__DOKUMENTAUSZUG__.

Dabei muten die Rahmenbedingungen im Stadion immer noch amateurhaft an. Vom Trainer Dirk Schuster gibt es zu den altehrwürdigen Gegebenheiten beim Zweitligisten einen schönen Spruch: "Das einzig Neue ist die Sauna, die ist erst 20 Jahre alt." Trotzdem besitzt die Spielstätte fast schon Kultcharakter.

Die 16500 Plätze werden am Pfingstsonntag alle belegt sein – mehr Besucher erlaubt die marode Bausubstanz nicht, und überdies gibt es auf der bis auf einen kleinen Bereich ausschließlich aus Stehplätzen bestehenden Gegengeraden noch einen Pufferblock, in dem das Unkraut zwischen den Steinstufen wuchert.

Pro Eintrittskarte nur zehn Euro Erlös

"Wir haben im Moment 80 Prozent Stehplätze und viel zu wenig Sitzplätze", sagt Präsident Rüdiger Fritsch im Gespräch mit SPORT1, weshalb pro Eintrittskarte nur zehn Euro erlöst werden. So wenig wie kein anderer Profiklub. Und auch beim Fernsehgeld sind die "Lilien" Letzter. Der Etat für den Lizenzspielerbereich liegt bei nicht einmal sechs Millionen Euro.

__GESPEICHERTE ZEILEN__.
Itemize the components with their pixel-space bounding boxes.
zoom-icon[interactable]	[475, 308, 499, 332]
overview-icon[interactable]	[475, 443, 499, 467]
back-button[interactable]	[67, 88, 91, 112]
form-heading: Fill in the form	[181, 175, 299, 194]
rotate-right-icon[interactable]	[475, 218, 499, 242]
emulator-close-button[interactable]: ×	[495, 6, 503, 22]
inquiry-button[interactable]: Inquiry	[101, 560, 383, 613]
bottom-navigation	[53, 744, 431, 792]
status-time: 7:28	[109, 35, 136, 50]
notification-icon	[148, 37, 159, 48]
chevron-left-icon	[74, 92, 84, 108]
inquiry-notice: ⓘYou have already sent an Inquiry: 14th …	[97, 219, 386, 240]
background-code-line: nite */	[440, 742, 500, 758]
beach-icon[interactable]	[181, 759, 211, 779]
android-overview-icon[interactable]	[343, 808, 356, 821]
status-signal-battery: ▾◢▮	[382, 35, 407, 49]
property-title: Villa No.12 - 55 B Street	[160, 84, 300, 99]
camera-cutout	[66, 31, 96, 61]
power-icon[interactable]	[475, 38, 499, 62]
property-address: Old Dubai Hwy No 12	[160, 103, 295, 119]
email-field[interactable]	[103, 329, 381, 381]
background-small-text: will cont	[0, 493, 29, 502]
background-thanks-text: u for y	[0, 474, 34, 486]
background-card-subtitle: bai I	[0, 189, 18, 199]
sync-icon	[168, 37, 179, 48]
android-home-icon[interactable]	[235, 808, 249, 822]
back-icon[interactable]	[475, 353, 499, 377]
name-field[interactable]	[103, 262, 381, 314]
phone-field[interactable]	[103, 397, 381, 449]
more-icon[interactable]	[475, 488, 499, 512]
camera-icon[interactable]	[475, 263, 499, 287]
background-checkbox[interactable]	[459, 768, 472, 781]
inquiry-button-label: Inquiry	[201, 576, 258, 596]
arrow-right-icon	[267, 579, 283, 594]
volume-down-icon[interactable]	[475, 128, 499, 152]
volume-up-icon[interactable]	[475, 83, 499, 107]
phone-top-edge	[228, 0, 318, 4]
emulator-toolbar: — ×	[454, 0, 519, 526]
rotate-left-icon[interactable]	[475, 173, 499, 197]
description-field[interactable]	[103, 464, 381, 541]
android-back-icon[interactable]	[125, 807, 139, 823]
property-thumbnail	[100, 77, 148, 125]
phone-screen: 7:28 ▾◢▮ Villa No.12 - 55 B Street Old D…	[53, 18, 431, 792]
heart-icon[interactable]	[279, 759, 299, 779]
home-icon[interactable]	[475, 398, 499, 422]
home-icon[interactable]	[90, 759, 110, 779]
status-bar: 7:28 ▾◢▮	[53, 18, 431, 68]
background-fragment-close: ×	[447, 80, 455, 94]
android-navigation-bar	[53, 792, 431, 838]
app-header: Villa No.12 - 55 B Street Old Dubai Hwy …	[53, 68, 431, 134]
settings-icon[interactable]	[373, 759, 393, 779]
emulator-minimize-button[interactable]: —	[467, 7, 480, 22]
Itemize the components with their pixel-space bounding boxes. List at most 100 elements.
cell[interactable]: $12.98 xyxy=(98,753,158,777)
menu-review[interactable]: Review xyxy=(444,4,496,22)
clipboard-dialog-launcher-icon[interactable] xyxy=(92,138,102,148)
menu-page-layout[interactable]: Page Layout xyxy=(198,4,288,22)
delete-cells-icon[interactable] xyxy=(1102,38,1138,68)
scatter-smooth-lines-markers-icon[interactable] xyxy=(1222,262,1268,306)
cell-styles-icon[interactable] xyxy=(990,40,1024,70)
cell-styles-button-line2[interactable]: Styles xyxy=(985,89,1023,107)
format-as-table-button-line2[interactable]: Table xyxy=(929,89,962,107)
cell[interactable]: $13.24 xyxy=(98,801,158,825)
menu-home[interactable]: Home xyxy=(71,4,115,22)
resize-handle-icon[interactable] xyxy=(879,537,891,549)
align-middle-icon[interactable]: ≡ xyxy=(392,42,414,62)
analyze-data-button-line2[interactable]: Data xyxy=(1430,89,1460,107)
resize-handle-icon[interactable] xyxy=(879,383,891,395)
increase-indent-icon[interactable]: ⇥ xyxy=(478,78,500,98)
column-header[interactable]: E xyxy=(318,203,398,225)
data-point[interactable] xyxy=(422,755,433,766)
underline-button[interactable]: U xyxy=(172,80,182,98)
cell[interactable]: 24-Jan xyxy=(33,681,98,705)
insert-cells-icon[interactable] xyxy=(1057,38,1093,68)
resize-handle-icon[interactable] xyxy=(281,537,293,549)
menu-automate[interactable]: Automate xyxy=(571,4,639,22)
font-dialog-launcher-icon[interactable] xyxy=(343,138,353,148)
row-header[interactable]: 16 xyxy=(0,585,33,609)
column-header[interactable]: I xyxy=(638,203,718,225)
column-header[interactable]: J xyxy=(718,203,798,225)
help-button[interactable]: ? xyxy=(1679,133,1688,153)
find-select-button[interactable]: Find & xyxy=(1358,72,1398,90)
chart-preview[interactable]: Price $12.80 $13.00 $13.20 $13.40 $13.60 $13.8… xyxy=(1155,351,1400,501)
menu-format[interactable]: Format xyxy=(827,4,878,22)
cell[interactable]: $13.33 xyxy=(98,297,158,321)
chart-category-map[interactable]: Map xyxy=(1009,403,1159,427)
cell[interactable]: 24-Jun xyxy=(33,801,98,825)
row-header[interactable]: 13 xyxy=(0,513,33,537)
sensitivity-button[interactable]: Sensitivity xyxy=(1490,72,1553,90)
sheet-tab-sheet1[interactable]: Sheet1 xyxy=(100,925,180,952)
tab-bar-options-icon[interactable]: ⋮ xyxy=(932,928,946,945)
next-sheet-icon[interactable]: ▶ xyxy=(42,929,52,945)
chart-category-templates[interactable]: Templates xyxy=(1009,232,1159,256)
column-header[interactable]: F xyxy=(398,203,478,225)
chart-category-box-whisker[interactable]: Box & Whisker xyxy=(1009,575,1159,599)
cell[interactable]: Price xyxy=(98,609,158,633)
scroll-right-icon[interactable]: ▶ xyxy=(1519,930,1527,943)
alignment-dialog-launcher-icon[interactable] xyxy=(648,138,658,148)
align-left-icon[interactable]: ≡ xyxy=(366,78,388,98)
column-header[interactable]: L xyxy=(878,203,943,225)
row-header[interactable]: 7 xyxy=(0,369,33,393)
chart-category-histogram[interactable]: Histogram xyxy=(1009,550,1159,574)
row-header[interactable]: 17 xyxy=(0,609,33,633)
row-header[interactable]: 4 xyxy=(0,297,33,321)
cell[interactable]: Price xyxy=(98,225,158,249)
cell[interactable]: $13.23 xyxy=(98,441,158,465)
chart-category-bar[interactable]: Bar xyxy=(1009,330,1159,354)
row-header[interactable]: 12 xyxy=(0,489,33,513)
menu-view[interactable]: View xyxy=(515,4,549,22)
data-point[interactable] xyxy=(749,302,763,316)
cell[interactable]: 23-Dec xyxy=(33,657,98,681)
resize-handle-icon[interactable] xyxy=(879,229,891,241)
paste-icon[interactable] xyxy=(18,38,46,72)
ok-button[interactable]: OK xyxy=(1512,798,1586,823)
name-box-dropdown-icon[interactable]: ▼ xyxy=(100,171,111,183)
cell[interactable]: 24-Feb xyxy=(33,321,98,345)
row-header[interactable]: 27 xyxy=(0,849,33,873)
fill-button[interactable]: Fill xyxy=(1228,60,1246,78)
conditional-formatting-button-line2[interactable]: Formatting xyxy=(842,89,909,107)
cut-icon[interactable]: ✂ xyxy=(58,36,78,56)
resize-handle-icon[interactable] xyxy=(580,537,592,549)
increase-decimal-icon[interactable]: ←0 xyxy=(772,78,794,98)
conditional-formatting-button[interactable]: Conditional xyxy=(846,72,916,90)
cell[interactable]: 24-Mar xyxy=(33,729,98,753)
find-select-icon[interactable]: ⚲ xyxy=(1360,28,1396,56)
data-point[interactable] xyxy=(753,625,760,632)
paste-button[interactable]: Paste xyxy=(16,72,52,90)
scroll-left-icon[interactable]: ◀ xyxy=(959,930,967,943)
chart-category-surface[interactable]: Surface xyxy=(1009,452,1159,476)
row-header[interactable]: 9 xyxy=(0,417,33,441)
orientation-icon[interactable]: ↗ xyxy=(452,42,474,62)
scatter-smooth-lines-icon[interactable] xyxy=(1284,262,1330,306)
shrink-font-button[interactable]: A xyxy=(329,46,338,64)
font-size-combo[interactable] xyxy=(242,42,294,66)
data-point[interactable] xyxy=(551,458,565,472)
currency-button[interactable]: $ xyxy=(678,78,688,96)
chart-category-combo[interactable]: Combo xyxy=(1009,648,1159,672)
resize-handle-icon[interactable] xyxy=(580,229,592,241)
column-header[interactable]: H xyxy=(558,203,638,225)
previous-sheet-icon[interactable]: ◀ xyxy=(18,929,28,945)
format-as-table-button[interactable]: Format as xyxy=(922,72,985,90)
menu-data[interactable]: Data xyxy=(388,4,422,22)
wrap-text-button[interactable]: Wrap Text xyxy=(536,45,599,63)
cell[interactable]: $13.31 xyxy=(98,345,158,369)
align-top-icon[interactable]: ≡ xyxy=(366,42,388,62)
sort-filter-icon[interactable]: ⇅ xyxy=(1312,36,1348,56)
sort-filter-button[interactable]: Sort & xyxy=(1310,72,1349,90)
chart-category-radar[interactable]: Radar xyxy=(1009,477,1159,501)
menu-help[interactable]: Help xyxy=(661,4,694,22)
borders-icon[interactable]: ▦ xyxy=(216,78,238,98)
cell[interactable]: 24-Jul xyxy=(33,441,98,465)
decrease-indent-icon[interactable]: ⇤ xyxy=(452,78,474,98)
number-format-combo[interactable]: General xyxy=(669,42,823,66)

__KURZAUFTRAG__. Wiederhole aus dem Text über das Stadion wörtlich die Passage von „Dabei muten die“ bis einschließlich „fast schon Kultcharakter.“. Maßgeblich ist allein der Text über das Stadion, nicht die Auflistung.

__VOLLSTÄNDIGE ANTWORT__.
Dabei muten die Rahmenbedingungen im Stadion immer noch amateurhaft an. Vom Trainer Dirk Schuster gibt es zu den altehrwürdigen Gegebenheiten beim Zweitligisten einen schönen Spruch: "Das einzig Neue ist die Sauna, die ist erst 20 Jahre alt." Trotzdem besitzt die Spielstätte fast schon Kultcharakter.